### [What needs to be done]
Read the lines below. Copy out any that hold the string "icon".

### [Data for this exercise]
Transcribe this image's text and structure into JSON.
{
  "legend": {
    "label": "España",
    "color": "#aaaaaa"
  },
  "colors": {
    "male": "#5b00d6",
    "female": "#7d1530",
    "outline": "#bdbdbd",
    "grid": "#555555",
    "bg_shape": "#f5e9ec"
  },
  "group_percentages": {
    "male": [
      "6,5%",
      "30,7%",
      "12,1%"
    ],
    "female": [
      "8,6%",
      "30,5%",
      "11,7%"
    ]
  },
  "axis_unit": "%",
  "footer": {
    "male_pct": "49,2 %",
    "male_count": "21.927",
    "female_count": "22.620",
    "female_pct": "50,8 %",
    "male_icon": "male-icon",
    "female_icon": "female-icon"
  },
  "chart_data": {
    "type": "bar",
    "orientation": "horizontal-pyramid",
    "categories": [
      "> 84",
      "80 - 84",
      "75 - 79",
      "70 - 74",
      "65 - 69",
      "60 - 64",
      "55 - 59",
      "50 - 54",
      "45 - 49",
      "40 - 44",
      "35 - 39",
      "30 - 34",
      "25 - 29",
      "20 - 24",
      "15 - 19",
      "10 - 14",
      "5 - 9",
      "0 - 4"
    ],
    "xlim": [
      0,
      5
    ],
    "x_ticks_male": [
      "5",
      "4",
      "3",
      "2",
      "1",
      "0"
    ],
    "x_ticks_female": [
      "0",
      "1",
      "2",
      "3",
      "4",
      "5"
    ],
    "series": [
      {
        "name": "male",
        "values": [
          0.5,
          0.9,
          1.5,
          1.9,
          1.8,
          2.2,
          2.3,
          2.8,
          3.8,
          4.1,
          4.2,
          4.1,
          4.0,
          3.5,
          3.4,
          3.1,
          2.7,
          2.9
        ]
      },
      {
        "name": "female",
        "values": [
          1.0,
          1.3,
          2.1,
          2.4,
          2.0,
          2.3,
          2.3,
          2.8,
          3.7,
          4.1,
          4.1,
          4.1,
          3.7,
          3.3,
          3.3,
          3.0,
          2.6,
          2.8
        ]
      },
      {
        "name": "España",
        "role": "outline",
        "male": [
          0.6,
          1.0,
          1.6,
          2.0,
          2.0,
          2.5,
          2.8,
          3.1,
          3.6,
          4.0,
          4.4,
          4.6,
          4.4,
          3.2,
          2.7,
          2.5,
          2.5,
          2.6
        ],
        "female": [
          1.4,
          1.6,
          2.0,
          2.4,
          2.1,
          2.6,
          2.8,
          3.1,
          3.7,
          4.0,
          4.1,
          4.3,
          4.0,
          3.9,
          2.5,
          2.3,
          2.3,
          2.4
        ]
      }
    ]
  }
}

### [Task answer]
    "male_icon": "male-icon",
    "female_icon": "female-icon"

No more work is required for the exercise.